**Provided information:**

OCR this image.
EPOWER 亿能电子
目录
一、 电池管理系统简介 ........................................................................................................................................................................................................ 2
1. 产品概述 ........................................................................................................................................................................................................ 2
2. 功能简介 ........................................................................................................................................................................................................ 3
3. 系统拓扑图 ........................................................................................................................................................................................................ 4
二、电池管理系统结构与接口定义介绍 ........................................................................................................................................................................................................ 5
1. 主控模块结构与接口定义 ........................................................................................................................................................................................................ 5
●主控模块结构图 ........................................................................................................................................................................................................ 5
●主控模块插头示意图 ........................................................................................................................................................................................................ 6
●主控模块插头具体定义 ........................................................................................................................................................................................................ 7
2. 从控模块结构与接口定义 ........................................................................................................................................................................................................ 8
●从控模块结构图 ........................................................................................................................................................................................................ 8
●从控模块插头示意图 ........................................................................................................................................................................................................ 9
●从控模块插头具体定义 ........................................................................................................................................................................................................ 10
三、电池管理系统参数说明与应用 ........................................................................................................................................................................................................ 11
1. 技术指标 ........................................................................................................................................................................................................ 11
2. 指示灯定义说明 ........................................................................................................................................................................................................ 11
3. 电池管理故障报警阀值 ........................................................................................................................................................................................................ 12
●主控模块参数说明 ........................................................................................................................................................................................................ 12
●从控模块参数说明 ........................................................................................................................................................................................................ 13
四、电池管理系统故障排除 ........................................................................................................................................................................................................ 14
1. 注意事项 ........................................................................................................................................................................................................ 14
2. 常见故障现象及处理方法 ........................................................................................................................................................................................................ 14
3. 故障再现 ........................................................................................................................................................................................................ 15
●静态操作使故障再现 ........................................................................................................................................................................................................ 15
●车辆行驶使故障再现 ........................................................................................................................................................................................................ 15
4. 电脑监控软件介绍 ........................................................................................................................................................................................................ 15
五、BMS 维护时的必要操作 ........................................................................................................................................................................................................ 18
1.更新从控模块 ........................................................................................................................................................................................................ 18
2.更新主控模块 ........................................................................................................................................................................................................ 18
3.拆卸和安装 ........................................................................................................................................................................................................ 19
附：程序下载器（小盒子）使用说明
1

**What to do:** Print every record exactly as it was given.

**Complete response:**
OCR this image.
EPOWER 亿能电子
目录
一、 电池管理系统简介 ........................................................................................................................................................................................................ 2
1. 产品概述 ........................................................................................................................................................................................................ 2
2. 功能简介 ........................................................................................................................................................................................................ 3
3. 系统拓扑图 ........................................................................................................................................................................................................ 4
二、电池管理系统结构与接口定义介绍 ........................................................................................................................................................................................................ 5
1. 主控模块结构与接口定义 ........................................................................................................................................................................................................ 5
●主控模块结构图 ........................................................................................................................................................................................................ 5
●主控模块插头示意图 ........................................................................................................................................................................................................ 6
●主控模块插头具体定义 ........................................................................................................................................................................................................ 7
2. 从控模块结构与接口定义 ........................................................................................................................................................................................................ 8
●从控模块结构图 ........................................................................................................................................................................................................ 8
●从控模块插头示意图 ........................................................................................................................................................................................................ 9
●从控模块插头具体定义 ........................................................................................................................................................................................................ 10
三、电池管理系统参数说明与应用 ........................................................................................................................................................................................................ 11
1. 技术指标 ........................................................................................................................................................................................................ 11
2. 指示灯定义说明 ........................................................................................................................................................................................................ 11
3. 电池管理故障报警阀值 ........................................................................................................................................................................................................ 12
●主控模块参数说明 ........................................................................................................................................................................................................ 12
●从控模块参数说明 ........................................................................................................................................................................................................ 13
四、电池管理系统故障排除 ........................................................................................................................................................................................................ 14
1. 注意事项 ........................................................................................................................................................................................................ 14
2. 常见故障现象及处理方法 ........................................................................................................................................................................................................ 14
3. 故障再现 ........................................................................................................................................................................................................ 15
●静态操作使故障再现 ........................................................................................................................................................................................................ 15
●车辆行驶使故障再现 ........................................................................................................................................................................................................ 15
4. 电脑监控软件介绍 ........................................................................................................................................................................................................ 15
五、BMS 维护时的必要操作 ........................................................................................................................................................................................................ 18
1.更新从控模块 ........................................................................................................................................................................................................ 18
2.更新主控模块 ........................................................................................................................................................................................................ 18
3.拆卸和安装 ........................................................................................................................................................................................................ 19
附：程序下载器（小盒子）使用说明
1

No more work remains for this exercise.